>> start DATASET RECORDS

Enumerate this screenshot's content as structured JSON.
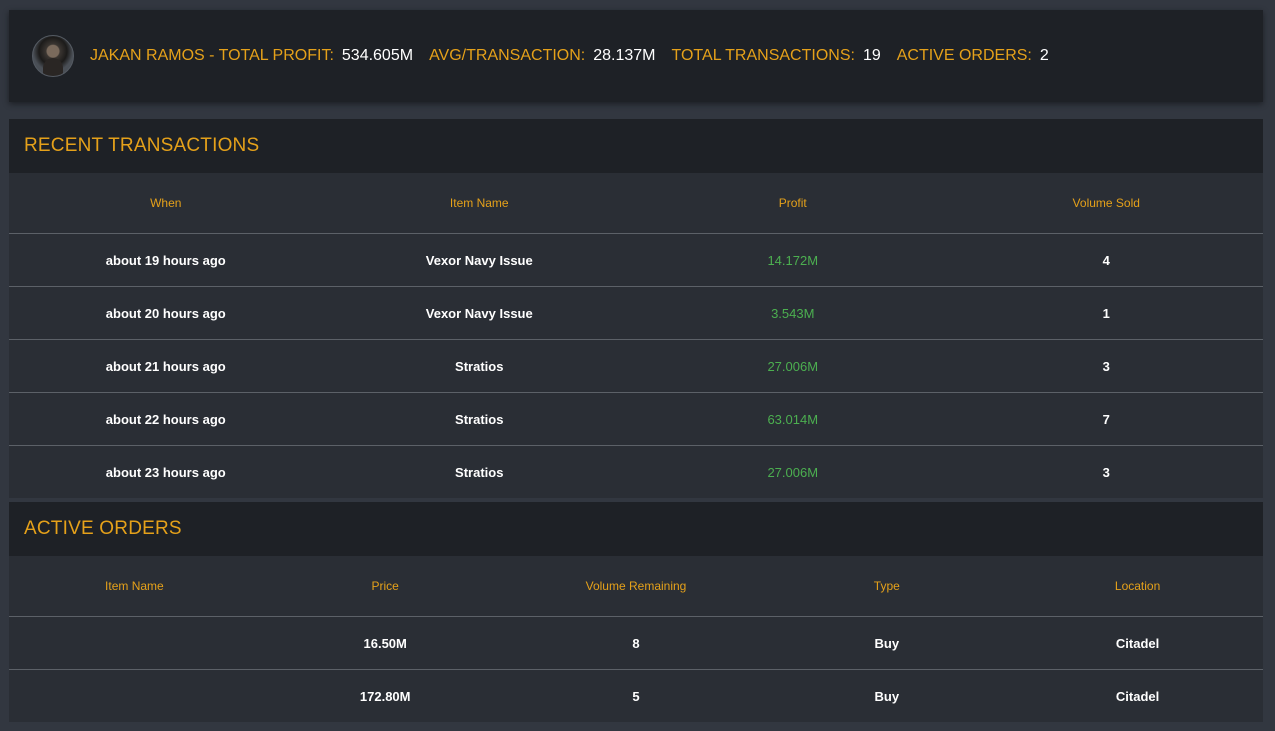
{
  "stats": {
    "total_profit_label": "JAKAN RAMOS - TOTAL PROFIT:",
    "total_profit_value": "534.605M",
    "avg_label": "AVG/TRANSACTION:",
    "avg_value": "28.137M",
    "total_tx_label": "TOTAL TRANSACTIONS:",
    "total_tx_value": "19",
    "active_orders_label": "ACTIVE ORDERS:",
    "active_orders_value": "2"
  },
  "recent": {
    "title": "RECENT TRANSACTIONS",
    "columns": [
      "When",
      "Item Name",
      "Profit",
      "Volume Sold"
    ],
    "rows": [
      {
        "when": "about 19 hours ago",
        "item": "Vexor Navy Issue",
        "profit": "14.172M",
        "volume": "4"
      },
      {
        "when": "about 20 hours ago",
        "item": "Vexor Navy Issue",
        "profit": "3.543M",
        "volume": "1"
      },
      {
        "when": "about 21 hours ago",
        "item": "Stratios",
        "profit": "27.006M",
        "volume": "3"
      },
      {
        "when": "about 22 hours ago",
        "item": "Stratios",
        "profit": "63.014M",
        "volume": "7"
      },
      {
        "when": "about 23 hours ago",
        "item": "Stratios",
        "profit": "27.006M",
        "volume": "3"
      }
    ]
  },
  "orders": {
    "title": "ACTIVE ORDERS",
    "columns": [
      "Item Name",
      "Price",
      "Volume Remaining",
      "Type",
      "Location"
    ],
    "rows": [
      {
        "item": "",
        "price": "16.50M",
        "volume": "8",
        "type": "Buy",
        "location": "Citadel"
      },
      {
        "item": "",
        "price": "172.80M",
        "volume": "5",
        "type": "Buy",
        "location": "Citadel"
      }
    ]
  },
  "colors": {
    "accent": "#e5a11a",
    "profit": "#4caf50",
    "background": "#323740",
    "header_bg": "#1e2126",
    "panel_bg": "#2a2e35"
  }
}
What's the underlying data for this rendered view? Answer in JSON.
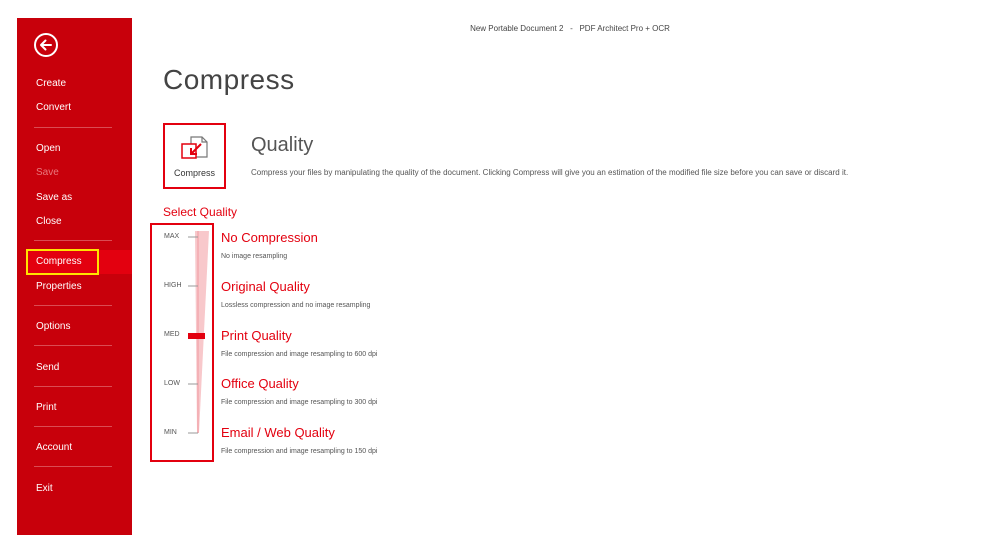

>> end DATASET RECORDS

▸ EXERCISE AIM
Output the records above exactly as they are, leaving out the pictures.

▸ THE REPLY
Enumerate this screenshot's content as structured JSON.
{
  "stats": {
    "total_profit_label": "JAKAN RAMOS - TOTAL PROFIT:",
    "total_profit_value": "534.605M",
    "avg_label": "AVG/TRANSACTION:",
    "avg_value": "28.137M",
    "total_tx_label": "TOTAL TRANSACTIONS:",
    "total_tx_value": "19",
    "active_orders_label": "ACTIVE ORDERS:",
    "active_orders_value": "2"
  },
  "recent": {
    "title": "RECENT TRANSACTIONS",
    "columns": [
      "When",
      "Item Name",
      "Profit",
      "Volume Sold"
    ],
    "rows": [
      {
        "when": "about 19 hours ago",
        "item": "Vexor Navy Issue",
        "profit": "14.172M",
        "volume": "4"
      },
      {
        "when": "about 20 hours ago",
        "item": "Vexor Navy Issue",
        "profit": "3.543M",
        "volume": "1"
      },
      {
        "when": "about 21 hours ago",
        "item": "Stratios",
        "profit": "27.006M",
        "volume": "3"
      },
      {
        "when": "about 22 hours ago",
        "item": "Stratios",
        "profit": "63.014M",
        "volume": "7"
      },
      {
        "when": "about 23 hours ago",
        "item": "Stratios",
        "profit": "27.006M",
        "volume": "3"
      }
    ]
  },
  "orders": {
    "title": "ACTIVE ORDERS",
    "columns": [
      "Item Name",
      "Price",
      "Volume Remaining",
      "Type",
      "Location"
    ],
    "rows": [
      {
        "item": "",
        "price": "16.50M",
        "volume": "8",
        "type": "Buy",
        "location": "Citadel"
      },
      {
        "item": "",
        "price": "172.80M",
        "volume": "5",
        "type": "Buy",
        "location": "Citadel"
      }
    ]
  },
  "colors": {
    "accent": "#e5a11a",
    "profit": "#4caf50",
    "background": "#323740",
    "header_bg": "#1e2126",
    "panel_bg": "#2a2e35"
  }
}
What's the underlying data for this rendered view? Answer in JSON.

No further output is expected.